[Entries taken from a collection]
>>>

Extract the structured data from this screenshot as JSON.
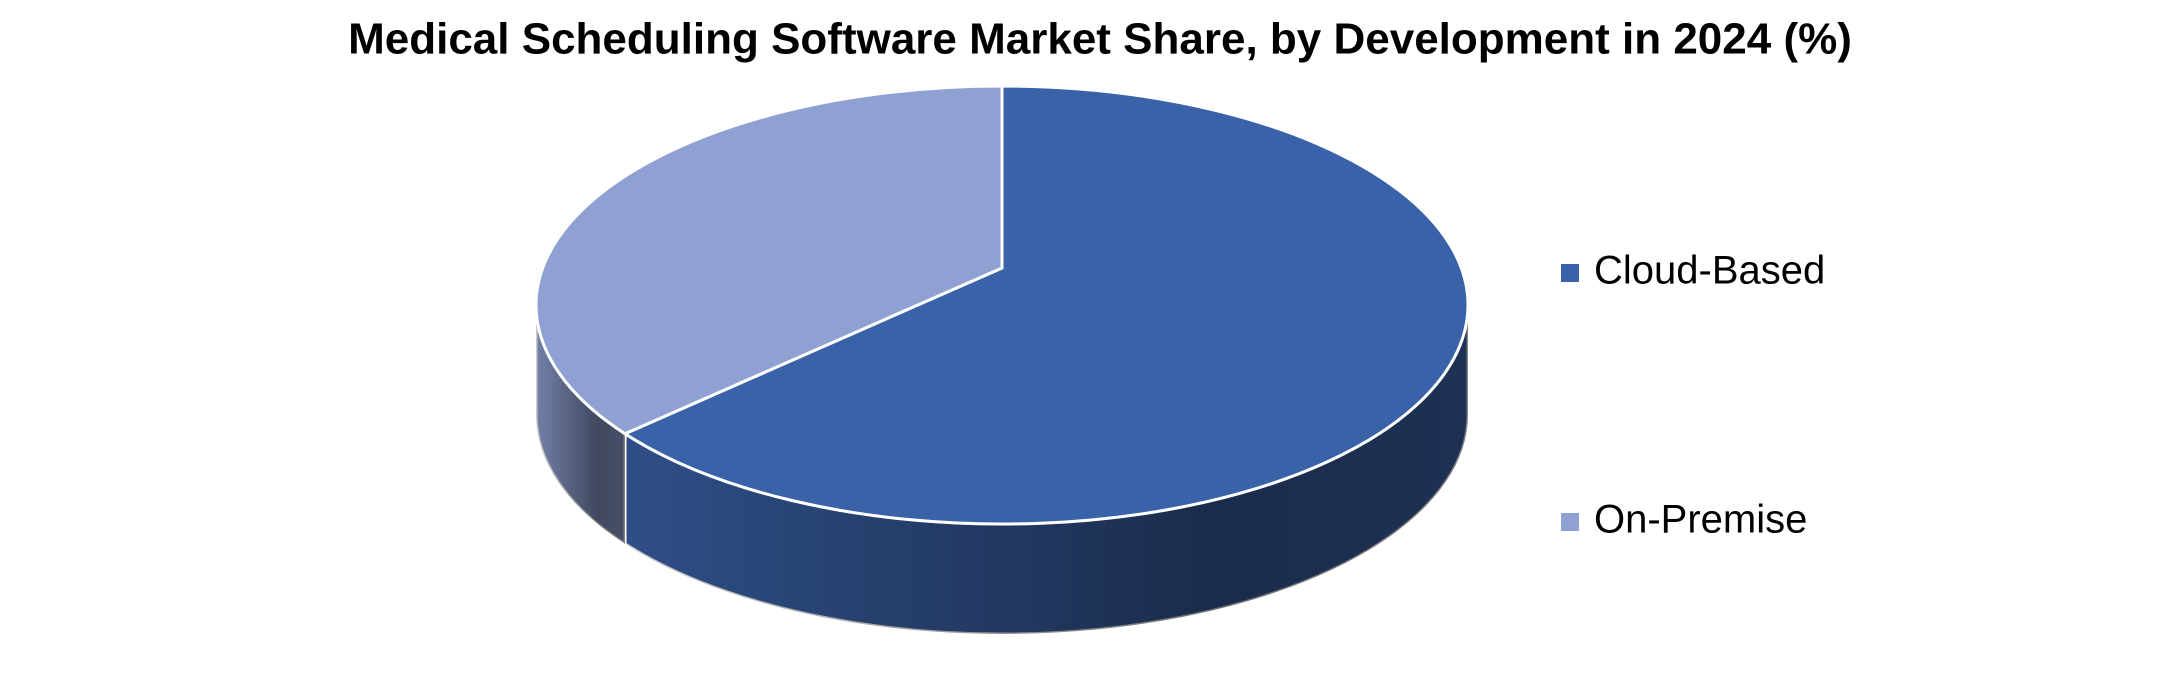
{
  "chart_data": {
    "type": "pie",
    "title": "Medical Scheduling Software Market Share, by Development in 2024 (%)",
    "categories": [
      "Cloud-Based",
      "On-Premise"
    ],
    "values": [
      65,
      35
    ],
    "colors": [
      "#3a62a8",
      "#8fa0d2"
    ]
  }
}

<<<

What you have to do: Output the entries above exactly, without their pictures.

Answer to the exercise:
Extract the structured data from this screenshot as JSON.
{
  "chart_data": {
    "type": "pie",
    "title": "Medical Scheduling Software Market Share, by Development in 2024 (%)",
    "categories": [
      "Cloud-Based",
      "On-Premise"
    ],
    "values": [
      65,
      35
    ],
    "colors": [
      "#3a62a8",
      "#8fa0d2"
    ]
  }
}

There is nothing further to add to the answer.